====== Input
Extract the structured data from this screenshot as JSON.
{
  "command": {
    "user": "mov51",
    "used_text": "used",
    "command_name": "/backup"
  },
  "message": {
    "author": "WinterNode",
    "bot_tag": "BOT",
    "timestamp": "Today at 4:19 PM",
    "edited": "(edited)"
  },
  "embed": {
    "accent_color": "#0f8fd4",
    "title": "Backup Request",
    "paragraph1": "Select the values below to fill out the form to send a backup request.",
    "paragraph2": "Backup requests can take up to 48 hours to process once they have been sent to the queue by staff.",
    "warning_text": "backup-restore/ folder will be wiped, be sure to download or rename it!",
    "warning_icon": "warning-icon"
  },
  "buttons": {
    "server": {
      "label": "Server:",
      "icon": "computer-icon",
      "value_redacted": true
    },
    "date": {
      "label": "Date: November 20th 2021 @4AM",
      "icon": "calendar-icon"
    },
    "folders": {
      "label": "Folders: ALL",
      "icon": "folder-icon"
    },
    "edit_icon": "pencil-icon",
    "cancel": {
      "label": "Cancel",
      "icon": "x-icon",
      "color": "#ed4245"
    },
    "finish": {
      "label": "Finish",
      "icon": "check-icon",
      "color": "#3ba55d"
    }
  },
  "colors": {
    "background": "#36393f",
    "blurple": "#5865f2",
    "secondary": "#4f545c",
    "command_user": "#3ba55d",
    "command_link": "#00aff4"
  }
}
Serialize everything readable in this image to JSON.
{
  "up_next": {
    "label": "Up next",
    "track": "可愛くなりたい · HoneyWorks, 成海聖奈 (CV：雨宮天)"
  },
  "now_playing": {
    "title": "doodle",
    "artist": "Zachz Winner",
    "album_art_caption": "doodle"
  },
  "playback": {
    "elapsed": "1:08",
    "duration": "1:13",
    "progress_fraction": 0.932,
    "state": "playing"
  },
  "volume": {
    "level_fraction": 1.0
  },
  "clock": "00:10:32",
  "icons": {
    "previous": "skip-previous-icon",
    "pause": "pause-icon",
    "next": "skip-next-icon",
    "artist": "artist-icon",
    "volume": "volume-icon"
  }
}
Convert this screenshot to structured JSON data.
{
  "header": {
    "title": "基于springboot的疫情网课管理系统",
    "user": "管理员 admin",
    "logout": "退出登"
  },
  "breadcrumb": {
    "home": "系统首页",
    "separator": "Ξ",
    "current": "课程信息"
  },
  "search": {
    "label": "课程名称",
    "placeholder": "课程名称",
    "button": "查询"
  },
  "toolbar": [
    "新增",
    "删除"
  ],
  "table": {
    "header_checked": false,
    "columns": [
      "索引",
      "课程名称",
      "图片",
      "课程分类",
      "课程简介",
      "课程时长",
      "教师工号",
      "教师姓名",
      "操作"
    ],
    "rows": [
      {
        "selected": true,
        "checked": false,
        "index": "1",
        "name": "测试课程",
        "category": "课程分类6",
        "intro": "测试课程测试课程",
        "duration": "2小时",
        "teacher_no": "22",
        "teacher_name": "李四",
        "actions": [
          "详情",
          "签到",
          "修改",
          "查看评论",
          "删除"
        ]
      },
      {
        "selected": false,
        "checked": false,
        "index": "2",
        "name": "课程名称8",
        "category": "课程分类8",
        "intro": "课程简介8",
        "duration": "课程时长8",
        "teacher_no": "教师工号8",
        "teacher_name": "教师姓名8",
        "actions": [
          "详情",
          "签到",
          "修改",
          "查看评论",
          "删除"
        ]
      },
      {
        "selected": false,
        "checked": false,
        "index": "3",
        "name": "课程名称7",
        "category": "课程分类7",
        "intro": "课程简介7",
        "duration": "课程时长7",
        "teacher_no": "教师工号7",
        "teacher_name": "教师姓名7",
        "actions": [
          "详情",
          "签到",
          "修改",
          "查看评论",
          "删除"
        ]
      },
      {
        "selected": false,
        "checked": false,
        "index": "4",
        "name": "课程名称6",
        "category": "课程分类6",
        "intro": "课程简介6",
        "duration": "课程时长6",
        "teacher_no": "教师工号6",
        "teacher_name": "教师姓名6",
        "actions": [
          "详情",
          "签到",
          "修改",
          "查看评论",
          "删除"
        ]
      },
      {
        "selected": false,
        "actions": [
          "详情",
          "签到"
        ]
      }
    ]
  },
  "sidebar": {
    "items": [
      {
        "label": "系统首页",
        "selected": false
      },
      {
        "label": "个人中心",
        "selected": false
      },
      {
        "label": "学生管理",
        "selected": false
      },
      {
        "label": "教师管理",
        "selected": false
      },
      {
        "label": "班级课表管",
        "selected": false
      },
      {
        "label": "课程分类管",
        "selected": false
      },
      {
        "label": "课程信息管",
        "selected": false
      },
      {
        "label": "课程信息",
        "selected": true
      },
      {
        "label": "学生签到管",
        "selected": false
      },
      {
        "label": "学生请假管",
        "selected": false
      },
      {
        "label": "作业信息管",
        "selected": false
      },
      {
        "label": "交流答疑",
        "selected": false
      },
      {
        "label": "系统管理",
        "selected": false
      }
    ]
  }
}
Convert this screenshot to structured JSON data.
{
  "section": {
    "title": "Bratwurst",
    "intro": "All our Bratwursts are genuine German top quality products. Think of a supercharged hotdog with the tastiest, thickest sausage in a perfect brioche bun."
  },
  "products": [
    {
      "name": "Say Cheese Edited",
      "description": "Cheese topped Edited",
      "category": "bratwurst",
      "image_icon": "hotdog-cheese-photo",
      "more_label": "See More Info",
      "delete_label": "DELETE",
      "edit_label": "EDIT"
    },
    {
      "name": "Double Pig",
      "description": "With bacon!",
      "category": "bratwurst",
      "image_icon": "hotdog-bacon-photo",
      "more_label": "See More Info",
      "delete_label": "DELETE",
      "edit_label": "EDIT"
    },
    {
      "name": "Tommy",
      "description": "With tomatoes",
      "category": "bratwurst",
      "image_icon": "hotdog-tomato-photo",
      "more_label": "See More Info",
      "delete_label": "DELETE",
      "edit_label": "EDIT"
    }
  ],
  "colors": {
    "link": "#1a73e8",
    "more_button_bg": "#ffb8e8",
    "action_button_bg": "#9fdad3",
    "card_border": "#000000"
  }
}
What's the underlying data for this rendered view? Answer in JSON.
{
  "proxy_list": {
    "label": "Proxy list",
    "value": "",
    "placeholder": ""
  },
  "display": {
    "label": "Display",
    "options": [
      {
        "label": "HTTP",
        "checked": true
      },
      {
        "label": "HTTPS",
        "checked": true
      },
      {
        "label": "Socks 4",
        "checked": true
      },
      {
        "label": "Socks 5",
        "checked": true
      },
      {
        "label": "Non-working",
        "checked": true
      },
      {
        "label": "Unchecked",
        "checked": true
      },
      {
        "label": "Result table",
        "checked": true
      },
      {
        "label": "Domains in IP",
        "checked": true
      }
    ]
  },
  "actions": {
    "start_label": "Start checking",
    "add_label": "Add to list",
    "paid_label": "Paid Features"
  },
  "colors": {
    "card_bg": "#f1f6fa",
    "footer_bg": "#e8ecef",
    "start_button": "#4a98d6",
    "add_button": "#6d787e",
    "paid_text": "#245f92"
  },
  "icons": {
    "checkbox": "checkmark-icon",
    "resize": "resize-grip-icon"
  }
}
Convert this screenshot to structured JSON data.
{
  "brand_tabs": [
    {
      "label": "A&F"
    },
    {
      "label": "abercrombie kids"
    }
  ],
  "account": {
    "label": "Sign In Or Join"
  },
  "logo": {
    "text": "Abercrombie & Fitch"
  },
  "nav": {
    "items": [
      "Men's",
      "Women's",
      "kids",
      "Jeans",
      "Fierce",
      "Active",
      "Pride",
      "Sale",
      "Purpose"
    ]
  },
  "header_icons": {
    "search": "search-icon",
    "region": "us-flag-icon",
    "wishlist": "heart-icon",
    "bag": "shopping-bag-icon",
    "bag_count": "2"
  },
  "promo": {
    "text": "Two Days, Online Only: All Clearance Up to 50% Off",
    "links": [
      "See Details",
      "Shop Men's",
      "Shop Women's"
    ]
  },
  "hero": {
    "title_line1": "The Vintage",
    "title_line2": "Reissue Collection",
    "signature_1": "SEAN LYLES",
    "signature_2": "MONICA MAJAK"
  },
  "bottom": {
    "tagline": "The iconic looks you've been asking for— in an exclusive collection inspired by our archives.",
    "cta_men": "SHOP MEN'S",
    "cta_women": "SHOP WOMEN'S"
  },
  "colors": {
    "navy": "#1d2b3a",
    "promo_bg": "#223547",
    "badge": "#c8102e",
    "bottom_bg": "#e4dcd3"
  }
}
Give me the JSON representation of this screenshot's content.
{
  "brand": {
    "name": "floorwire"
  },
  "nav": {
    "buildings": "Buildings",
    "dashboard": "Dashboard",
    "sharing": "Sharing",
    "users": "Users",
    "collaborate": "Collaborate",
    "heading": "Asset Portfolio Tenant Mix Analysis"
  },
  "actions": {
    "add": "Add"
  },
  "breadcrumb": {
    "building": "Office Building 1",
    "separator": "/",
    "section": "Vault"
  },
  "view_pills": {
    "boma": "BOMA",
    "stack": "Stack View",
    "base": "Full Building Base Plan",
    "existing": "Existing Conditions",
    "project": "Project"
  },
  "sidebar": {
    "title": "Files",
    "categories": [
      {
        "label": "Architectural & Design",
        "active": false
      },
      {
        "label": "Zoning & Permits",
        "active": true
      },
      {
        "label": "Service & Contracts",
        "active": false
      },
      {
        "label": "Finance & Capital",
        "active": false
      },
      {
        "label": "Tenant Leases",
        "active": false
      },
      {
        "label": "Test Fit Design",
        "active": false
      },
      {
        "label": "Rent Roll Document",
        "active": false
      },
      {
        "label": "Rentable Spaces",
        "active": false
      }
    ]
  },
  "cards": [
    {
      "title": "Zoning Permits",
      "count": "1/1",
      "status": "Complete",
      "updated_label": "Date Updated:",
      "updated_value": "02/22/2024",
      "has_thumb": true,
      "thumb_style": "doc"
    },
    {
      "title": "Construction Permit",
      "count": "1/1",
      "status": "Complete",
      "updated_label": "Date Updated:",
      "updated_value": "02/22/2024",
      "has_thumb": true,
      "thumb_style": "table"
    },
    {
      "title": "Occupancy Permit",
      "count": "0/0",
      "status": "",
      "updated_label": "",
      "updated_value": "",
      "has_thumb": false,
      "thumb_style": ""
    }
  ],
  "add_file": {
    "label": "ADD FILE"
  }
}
============
= Task to complete =
Return a copy of every line that includes the word "doodle".

= Response for this exercise =
    "title": "doodle",
    "album_art_caption": "doodle"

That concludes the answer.